**BAGIAN DOKUMEN:**
########################################

Rabu, 11 April 2012

Tersandera Politik Informalitas


Tersandera Politik Informalitas
Wawan Sobari, Dosen Program Studi Ilmu Politik Universitas Brawijaya;
Mahasiswa Doktoral Flinders University, Adelaide, South Australia
SUMBER : KORAN TEMPO, 10 April 2012



Saat pertama kali Satuan Tugas Pemberantasan Mafia Hukum diperkenalkan kepada publik pada akhir Desember 2009, pemerintah secara terbuka mengakui kehadiran praktek-praktek informal dalam sistem hukum Indonesia. Istilah “mafia” kemudian begitu dikenal hingga publik mengetahui adanya praktek mafia peradilan, mafia pajak, dan mafia anggaran.

Praktek informalitas merujuk pada adanya aktivitas, aktor, saluran, dan kesepakatan informal yang menyetir proses pembuatan kebijakan formal. Informalitas menerapkan mekanisme penggunaan kekuasaan dalam mengendalikan pembuatan kebijakan. Tujuannya agar kebijakan berpihak pada aktor dan kepentingan tertentu secara eksklusif. Praktek mafia merupakan salah satu tipe informalitas dalam politik.

Terkait dengan partisipasi pengambilan kebijakan, Hans-Joachim Lauth (2000) mengkategorikan lima tipe utama informalitas, yaitu klientelisme, korupsi, ancaman, pengabaian sipil, dan hukum adat. Bahaya informalitas muncul saat kepentingan partikularistik lebih diakomodasi daripada aspirasi publik dalam pembuatan kebijakan. Informalitas bisa merusak tatanan kepercayaan politik, terutama saat para aktor negara dan non-negara berkolaborasi memperjuangkan kepentingan tertentu demi meraih keuntungan individu atau kelompok.

Klientelisme mendorong aktor informal mempengaruhi kebijakan agar memprioritaskan kepentingannya. Melalui jalinan hubungan khusus dengan pembuat kebijakan dan pejabat, para aktor melakukan pertukaran materi guna mempengaruhi pembuatan kebijakan. Terungkapnya kasus korupsi yang melibatkan para legislator, terutama Nazaruddin, dan beberapa pejabat kementerian menunjukkan hubungan khusus telah berefek pada sistem pengambilan kebijakan negara.

Karena itu, proses penganggaran negara menjadi arena barter kepentingan dalam mengakses sumber-sumber dana. Para pejabat, legislator, sekaligus bos partai politik terlibat dalam debat semu pembahasan anggaran proyek-proyek strategis. Nama-nama politikus lintas partai, yang disangka menerima suap tender pembangunan fasilitas SEA Games di Palembang, telah memberi bukti informalitas sistemik dalam proses penganggaran.

Informalitas dalam bentuk korupsi muncul saat proses pembuatan kebijakan didistorsi oleh para aktor demi meraih keuntungan pribadi. Transparency International (TI) menyebut tiga praktek korupsi dalam bentuk penyalahgunaan wewenang, yaitu penyuapan pejabat publik, suap pengadaan barang dan jasa, serta penjarahan uang negara. TI menggunakan tiga indikator itu dan dikombinasikan dengan efektivitas pemberantasan korupsi untuk mengukur indeks persepsi korupsi (IPK) 178 negara.

########################################

**INFORMASI TERSEDIA:**
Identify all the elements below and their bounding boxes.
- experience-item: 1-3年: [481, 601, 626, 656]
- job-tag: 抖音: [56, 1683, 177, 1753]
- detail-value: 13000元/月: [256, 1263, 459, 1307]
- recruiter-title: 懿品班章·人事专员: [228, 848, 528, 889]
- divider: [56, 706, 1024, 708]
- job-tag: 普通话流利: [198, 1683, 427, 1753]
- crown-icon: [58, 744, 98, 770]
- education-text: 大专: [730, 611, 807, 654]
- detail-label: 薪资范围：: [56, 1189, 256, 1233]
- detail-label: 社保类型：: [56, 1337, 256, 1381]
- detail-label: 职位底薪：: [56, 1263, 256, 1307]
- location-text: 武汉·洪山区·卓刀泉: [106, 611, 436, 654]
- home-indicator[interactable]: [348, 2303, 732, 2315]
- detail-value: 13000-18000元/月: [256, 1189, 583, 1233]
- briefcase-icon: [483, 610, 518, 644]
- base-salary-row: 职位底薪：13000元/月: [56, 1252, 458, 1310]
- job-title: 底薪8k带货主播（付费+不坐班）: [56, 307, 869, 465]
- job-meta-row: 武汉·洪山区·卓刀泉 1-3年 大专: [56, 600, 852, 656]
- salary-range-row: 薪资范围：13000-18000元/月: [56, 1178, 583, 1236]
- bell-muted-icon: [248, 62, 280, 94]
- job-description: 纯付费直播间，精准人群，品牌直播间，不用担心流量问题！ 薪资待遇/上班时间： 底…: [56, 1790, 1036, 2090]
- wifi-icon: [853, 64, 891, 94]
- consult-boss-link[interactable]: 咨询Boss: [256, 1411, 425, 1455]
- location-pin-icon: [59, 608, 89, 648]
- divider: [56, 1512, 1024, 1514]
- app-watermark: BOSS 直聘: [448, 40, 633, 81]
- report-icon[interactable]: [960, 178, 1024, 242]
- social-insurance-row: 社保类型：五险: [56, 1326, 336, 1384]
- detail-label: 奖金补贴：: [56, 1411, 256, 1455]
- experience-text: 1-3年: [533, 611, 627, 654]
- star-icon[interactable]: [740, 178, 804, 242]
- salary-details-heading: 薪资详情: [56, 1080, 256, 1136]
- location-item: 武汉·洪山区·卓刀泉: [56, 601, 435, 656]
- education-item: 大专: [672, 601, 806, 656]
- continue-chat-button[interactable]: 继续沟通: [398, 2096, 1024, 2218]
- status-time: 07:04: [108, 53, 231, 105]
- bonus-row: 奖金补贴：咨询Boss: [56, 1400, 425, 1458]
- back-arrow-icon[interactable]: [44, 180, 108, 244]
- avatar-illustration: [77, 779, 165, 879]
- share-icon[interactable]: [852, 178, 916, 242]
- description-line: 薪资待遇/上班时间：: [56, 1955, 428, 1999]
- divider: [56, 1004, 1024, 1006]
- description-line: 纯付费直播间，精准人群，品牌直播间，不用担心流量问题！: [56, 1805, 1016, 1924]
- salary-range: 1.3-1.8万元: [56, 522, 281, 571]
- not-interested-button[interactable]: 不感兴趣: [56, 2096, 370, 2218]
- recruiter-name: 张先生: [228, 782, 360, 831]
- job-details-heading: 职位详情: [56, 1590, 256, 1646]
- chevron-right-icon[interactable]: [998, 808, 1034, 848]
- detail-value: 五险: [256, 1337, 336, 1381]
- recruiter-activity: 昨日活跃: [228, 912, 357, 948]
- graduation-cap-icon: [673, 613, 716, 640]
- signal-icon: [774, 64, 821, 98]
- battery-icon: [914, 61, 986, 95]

########################################

**SOAL:** Sebutkan lima tipe utama informalitas menurut kategori Hans-Joachim Lauth (2000) dalam tulisan tentang politik informalitas.

**JAWABAN:** Klientelisme, korupsi, ancaman, pengabaian sipil, dan hukum adat.